:: Supplied data ::
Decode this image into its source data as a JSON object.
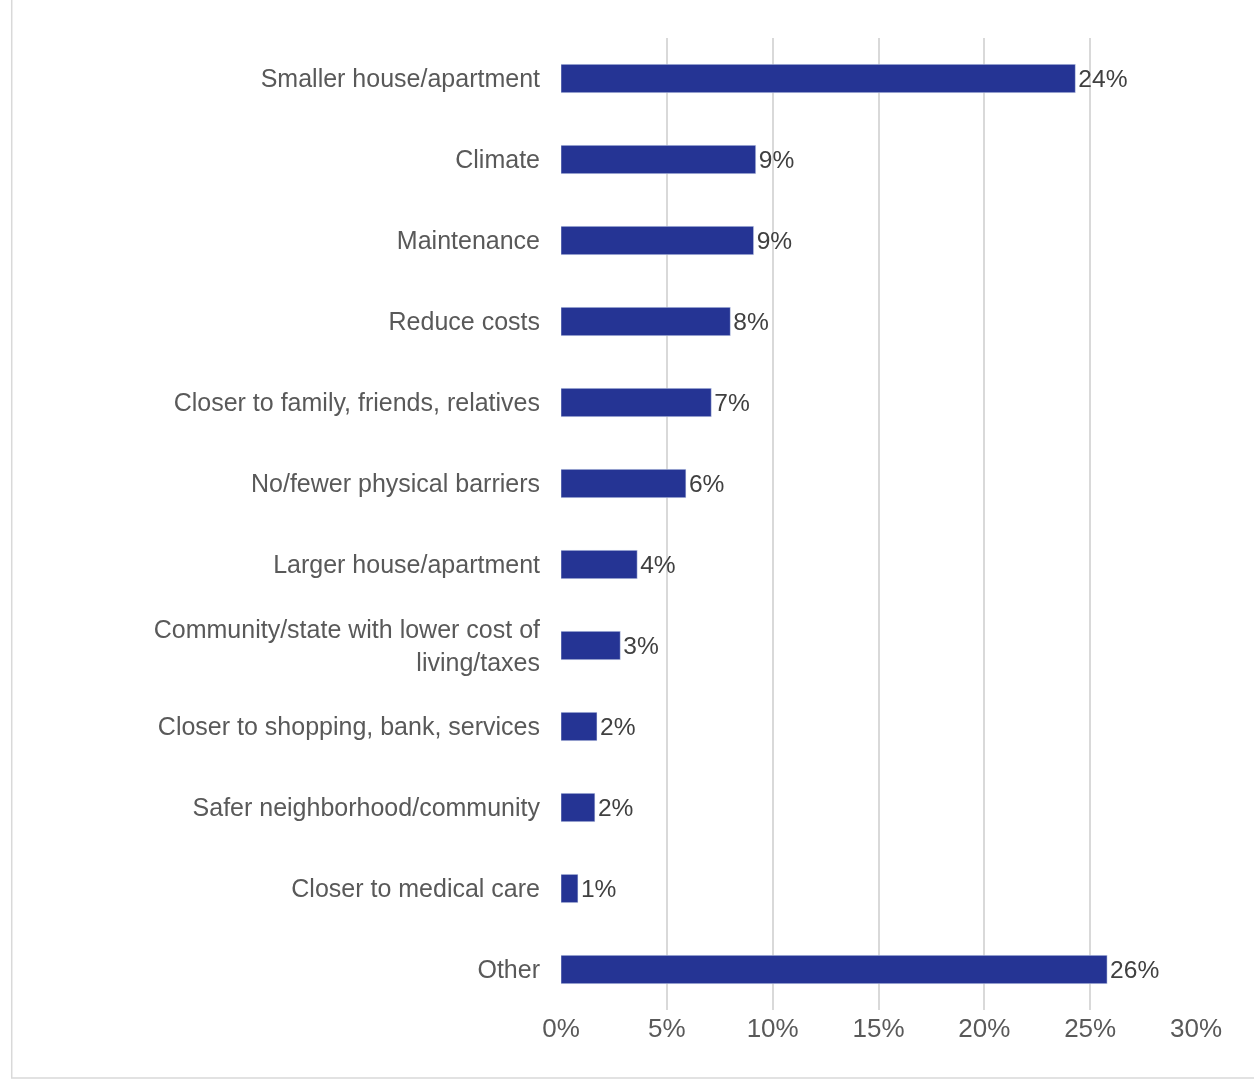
{
  "chart_data": {
    "type": "bar",
    "orientation": "horizontal",
    "categories": [
      "Smaller house/apartment",
      "Climate",
      "Maintenance",
      "Reduce costs",
      "Closer to family, friends, relatives",
      "No/fewer physical barriers",
      "Larger house/apartment",
      "Community/state with lower cost of living/taxes",
      "Closer to shopping, bank, services",
      "Safer neighborhood/community",
      "Closer to medical care",
      "Other"
    ],
    "values": [
      24.3,
      9.2,
      9.1,
      8.0,
      7.1,
      5.9,
      3.6,
      2.8,
      1.7,
      1.6,
      0.8,
      25.8
    ],
    "value_labels": [
      "24%",
      "9%",
      "9%",
      "8%",
      "7%",
      "6%",
      "4%",
      "3%",
      "2%",
      "2%",
      "1%",
      "26%"
    ],
    "color": "#253494",
    "xlim": [
      0,
      30
    ],
    "xticks": [
      {
        "value": 0,
        "label": "0%"
      },
      {
        "value": 5,
        "label": "5%"
      },
      {
        "value": 10,
        "label": "10%"
      },
      {
        "value": 15,
        "label": "15%"
      },
      {
        "value": 20,
        "label": "20%"
      },
      {
        "value": 25,
        "label": "25%"
      },
      {
        "value": 30,
        "label": "30%"
      }
    ],
    "grid": "x"
  }
}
:::
(What to do) Leave out the pictures and give the listing above again exactly.

(Output)
Decode this image into its source data as a JSON object.
{
  "chart_data": {
    "type": "bar",
    "orientation": "horizontal",
    "categories": [
      "Smaller house/apartment",
      "Climate",
      "Maintenance",
      "Reduce costs",
      "Closer to family, friends, relatives",
      "No/fewer physical barriers",
      "Larger house/apartment",
      "Community/state with lower cost of living/taxes",
      "Closer to shopping, bank, services",
      "Safer neighborhood/community",
      "Closer to medical care",
      "Other"
    ],
    "values": [
      24.3,
      9.2,
      9.1,
      8.0,
      7.1,
      5.9,
      3.6,
      2.8,
      1.7,
      1.6,
      0.8,
      25.8
    ],
    "value_labels": [
      "24%",
      "9%",
      "9%",
      "8%",
      "7%",
      "6%",
      "4%",
      "3%",
      "2%",
      "2%",
      "1%",
      "26%"
    ],
    "color": "#253494",
    "xlim": [
      0,
      30
    ],
    "xticks": [
      {
        "value": 0,
        "label": "0%"
      },
      {
        "value": 5,
        "label": "5%"
      },
      {
        "value": 10,
        "label": "10%"
      },
      {
        "value": 15,
        "label": "15%"
      },
      {
        "value": 20,
        "label": "20%"
      },
      {
        "value": 25,
        "label": "25%"
      },
      {
        "value": 30,
        "label": "30%"
      }
    ],
    "grid": "x"
  }
}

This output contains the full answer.